_Task description_. Every record that follows must be duplicated exactly, with images left out.

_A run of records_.
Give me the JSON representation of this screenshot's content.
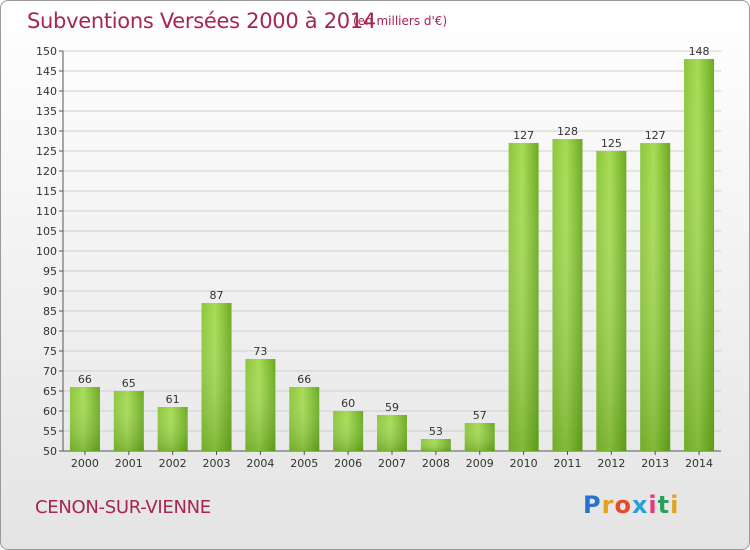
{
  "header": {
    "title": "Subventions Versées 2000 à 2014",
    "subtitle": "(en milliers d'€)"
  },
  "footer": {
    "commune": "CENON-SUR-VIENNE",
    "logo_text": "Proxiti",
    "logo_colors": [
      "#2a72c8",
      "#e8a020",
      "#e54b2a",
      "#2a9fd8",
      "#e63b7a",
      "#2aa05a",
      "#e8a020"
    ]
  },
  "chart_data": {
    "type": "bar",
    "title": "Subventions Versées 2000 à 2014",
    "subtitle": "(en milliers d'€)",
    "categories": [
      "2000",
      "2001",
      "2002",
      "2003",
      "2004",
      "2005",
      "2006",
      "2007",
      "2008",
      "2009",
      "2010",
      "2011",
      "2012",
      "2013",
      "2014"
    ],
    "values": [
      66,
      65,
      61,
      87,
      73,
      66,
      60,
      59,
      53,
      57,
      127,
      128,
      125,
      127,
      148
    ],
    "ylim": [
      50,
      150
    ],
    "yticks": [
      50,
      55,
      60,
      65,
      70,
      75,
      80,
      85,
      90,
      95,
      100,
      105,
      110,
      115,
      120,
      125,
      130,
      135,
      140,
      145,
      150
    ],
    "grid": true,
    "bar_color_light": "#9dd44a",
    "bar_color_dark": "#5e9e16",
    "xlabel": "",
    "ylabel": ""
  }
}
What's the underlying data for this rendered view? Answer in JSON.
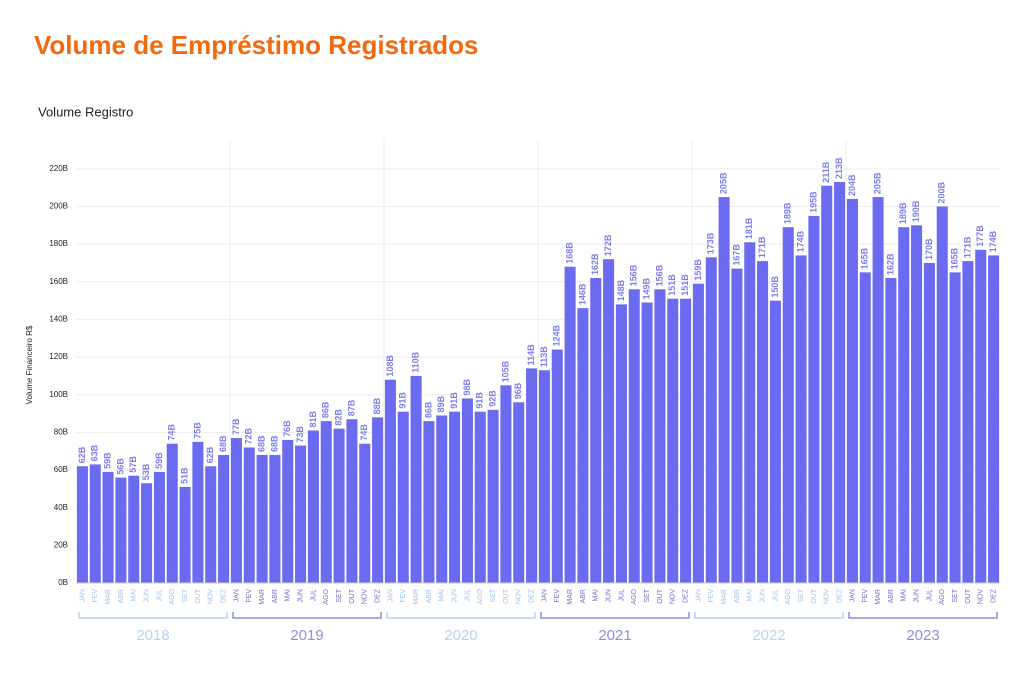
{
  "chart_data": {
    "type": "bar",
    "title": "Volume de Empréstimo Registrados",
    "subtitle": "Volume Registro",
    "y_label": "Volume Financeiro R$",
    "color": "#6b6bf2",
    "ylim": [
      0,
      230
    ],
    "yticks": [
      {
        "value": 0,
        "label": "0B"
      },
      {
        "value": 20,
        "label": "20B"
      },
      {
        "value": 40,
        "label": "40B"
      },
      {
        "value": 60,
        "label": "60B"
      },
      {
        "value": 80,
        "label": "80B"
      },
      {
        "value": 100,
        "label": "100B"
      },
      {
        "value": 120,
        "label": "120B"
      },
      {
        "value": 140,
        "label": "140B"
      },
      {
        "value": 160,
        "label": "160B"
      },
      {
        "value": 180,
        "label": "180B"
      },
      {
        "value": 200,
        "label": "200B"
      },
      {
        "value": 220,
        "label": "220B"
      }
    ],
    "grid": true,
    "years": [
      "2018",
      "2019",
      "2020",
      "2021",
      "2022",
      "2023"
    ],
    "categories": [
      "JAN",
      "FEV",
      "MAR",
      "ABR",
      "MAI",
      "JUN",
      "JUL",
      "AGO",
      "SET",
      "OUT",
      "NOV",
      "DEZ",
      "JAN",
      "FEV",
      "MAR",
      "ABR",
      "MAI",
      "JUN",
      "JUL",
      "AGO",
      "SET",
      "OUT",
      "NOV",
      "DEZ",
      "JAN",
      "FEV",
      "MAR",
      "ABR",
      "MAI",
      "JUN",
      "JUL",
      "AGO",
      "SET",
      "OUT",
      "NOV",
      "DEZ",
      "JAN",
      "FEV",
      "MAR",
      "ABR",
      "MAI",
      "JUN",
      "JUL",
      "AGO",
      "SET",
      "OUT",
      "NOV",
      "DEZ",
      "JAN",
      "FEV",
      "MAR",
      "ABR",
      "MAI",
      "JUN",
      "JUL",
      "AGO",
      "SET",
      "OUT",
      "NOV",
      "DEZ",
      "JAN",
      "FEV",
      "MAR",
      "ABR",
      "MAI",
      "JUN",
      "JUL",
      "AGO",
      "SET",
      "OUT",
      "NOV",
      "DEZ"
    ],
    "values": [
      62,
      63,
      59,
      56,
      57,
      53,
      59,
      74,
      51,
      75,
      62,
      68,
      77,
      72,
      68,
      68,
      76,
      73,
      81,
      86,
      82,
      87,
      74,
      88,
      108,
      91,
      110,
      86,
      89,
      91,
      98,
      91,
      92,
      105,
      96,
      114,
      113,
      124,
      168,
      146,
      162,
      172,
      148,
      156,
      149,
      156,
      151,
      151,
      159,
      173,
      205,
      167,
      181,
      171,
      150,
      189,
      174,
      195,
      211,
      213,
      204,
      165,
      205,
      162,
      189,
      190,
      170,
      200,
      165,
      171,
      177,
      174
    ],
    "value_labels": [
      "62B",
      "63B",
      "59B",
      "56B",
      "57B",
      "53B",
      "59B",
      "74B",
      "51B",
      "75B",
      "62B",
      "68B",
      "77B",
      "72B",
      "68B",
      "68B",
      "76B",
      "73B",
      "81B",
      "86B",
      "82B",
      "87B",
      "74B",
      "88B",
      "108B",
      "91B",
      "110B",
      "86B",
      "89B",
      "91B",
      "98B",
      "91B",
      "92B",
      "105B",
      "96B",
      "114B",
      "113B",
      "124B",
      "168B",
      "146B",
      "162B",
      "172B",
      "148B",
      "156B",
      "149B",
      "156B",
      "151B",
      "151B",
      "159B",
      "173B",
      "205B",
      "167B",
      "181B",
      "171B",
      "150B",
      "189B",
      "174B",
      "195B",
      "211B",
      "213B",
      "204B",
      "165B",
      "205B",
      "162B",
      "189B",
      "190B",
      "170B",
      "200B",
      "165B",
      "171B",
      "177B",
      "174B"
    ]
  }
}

_Right answer_.
Give me the JSON representation of this screenshot's content.
{
  "header": {
    "title": "Subventions Versées 2000 à 2014",
    "subtitle": "(en milliers d'€)"
  },
  "footer": {
    "commune": "CENON-SUR-VIENNE",
    "logo_text": "Proxiti",
    "logo_colors": [
      "#2a72c8",
      "#e8a020",
      "#e54b2a",
      "#2a9fd8",
      "#e63b7a",
      "#2aa05a",
      "#e8a020"
    ]
  },
  "chart_data": {
    "type": "bar",
    "title": "Subventions Versées 2000 à 2014",
    "subtitle": "(en milliers d'€)",
    "categories": [
      "2000",
      "2001",
      "2002",
      "2003",
      "2004",
      "2005",
      "2006",
      "2007",
      "2008",
      "2009",
      "2010",
      "2011",
      "2012",
      "2013",
      "2014"
    ],
    "values": [
      66,
      65,
      61,
      87,
      73,
      66,
      60,
      59,
      53,
      57,
      127,
      128,
      125,
      127,
      148
    ],
    "ylim": [
      50,
      150
    ],
    "yticks": [
      50,
      55,
      60,
      65,
      70,
      75,
      80,
      85,
      90,
      95,
      100,
      105,
      110,
      115,
      120,
      125,
      130,
      135,
      140,
      145,
      150
    ],
    "grid": true,
    "bar_color_light": "#9dd44a",
    "bar_color_dark": "#5e9e16",
    "xlabel": "",
    "ylabel": ""
  }
}
What's the underlying data for this rendered view? Answer in JSON.
{
  "chart_data": {
    "type": "bar",
    "title": "Volume de Empréstimo Registrados",
    "subtitle": "Volume Registro",
    "y_label": "Volume Financeiro R$",
    "color": "#6b6bf2",
    "ylim": [
      0,
      230
    ],
    "yticks": [
      {
        "value": 0,
        "label": "0B"
      },
      {
        "value": 20,
        "label": "20B"
      },
      {
        "value": 40,
        "label": "40B"
      },
      {
        "value": 60,
        "label": "60B"
      },
      {
        "value": 80,
        "label": "80B"
      },
      {
        "value": 100,
        "label": "100B"
      },
      {
        "value": 120,
        "label": "120B"
      },
      {
        "value": 140,
        "label": "140B"
      },
      {
        "value": 160,
        "label": "160B"
      },
      {
        "value": 180,
        "label": "180B"
      },
      {
        "value": 200,
        "label": "200B"
      },
      {
        "value": 220,
        "label": "220B"
      }
    ],
    "grid": true,
    "years": [
      "2018",
      "2019",
      "2020",
      "2021",
      "2022",
      "2023"
    ],
    "categories": [
      "JAN",
      "FEV",
      "MAR",
      "ABR",
      "MAI",
      "JUN",
      "JUL",
      "AGO",
      "SET",
      "OUT",
      "NOV",
      "DEZ",
      "JAN",
      "FEV",
      "MAR",
      "ABR",
      "MAI",
      "JUN",
      "JUL",
      "AGO",
      "SET",
      "OUT",
      "NOV",
      "DEZ",
      "JAN",
      "FEV",
      "MAR",
      "ABR",
      "MAI",
      "JUN",
      "JUL",
      "AGO",
      "SET",
      "OUT",
      "NOV",
      "DEZ",
      "JAN",
      "FEV",
      "MAR",
      "ABR",
      "MAI",
      "JUN",
      "JUL",
      "AGO",
      "SET",
      "OUT",
      "NOV",
      "DEZ",
      "JAN",
      "FEV",
      "MAR",
      "ABR",
      "MAI",
      "JUN",
      "JUL",
      "AGO",
      "SET",
      "OUT",
      "NOV",
      "DEZ",
      "JAN",
      "FEV",
      "MAR",
      "ABR",
      "MAI",
      "JUN",
      "JUL",
      "AGO",
      "SET",
      "OUT",
      "NOV",
      "DEZ"
    ],
    "values": [
      62,
      63,
      59,
      56,
      57,
      53,
      59,
      74,
      51,
      75,
      62,
      68,
      77,
      72,
      68,
      68,
      76,
      73,
      81,
      86,
      82,
      87,
      74,
      88,
      108,
      91,
      110,
      86,
      89,
      91,
      98,
      91,
      92,
      105,
      96,
      114,
      113,
      124,
      168,
      146,
      162,
      172,
      148,
      156,
      149,
      156,
      151,
      151,
      159,
      173,
      205,
      167,
      181,
      171,
      150,
      189,
      174,
      195,
      211,
      213,
      204,
      165,
      205,
      162,
      189,
      190,
      170,
      200,
      165,
      171,
      177,
      174
    ],
    "value_labels": [
      "62B",
      "63B",
      "59B",
      "56B",
      "57B",
      "53B",
      "59B",
      "74B",
      "51B",
      "75B",
      "62B",
      "68B",
      "77B",
      "72B",
      "68B",
      "68B",
      "76B",
      "73B",
      "81B",
      "86B",
      "82B",
      "87B",
      "74B",
      "88B",
      "108B",
      "91B",
      "110B",
      "86B",
      "89B",
      "91B",
      "98B",
      "91B",
      "92B",
      "105B",
      "96B",
      "114B",
      "113B",
      "124B",
      "168B",
      "146B",
      "162B",
      "172B",
      "148B",
      "156B",
      "149B",
      "156B",
      "151B",
      "151B",
      "159B",
      "173B",
      "205B",
      "167B",
      "181B",
      "171B",
      "150B",
      "189B",
      "174B",
      "195B",
      "211B",
      "213B",
      "204B",
      "165B",
      "205B",
      "162B",
      "189B",
      "190B",
      "170B",
      "200B",
      "165B",
      "171B",
      "177B",
      "174B"
    ]
  }
}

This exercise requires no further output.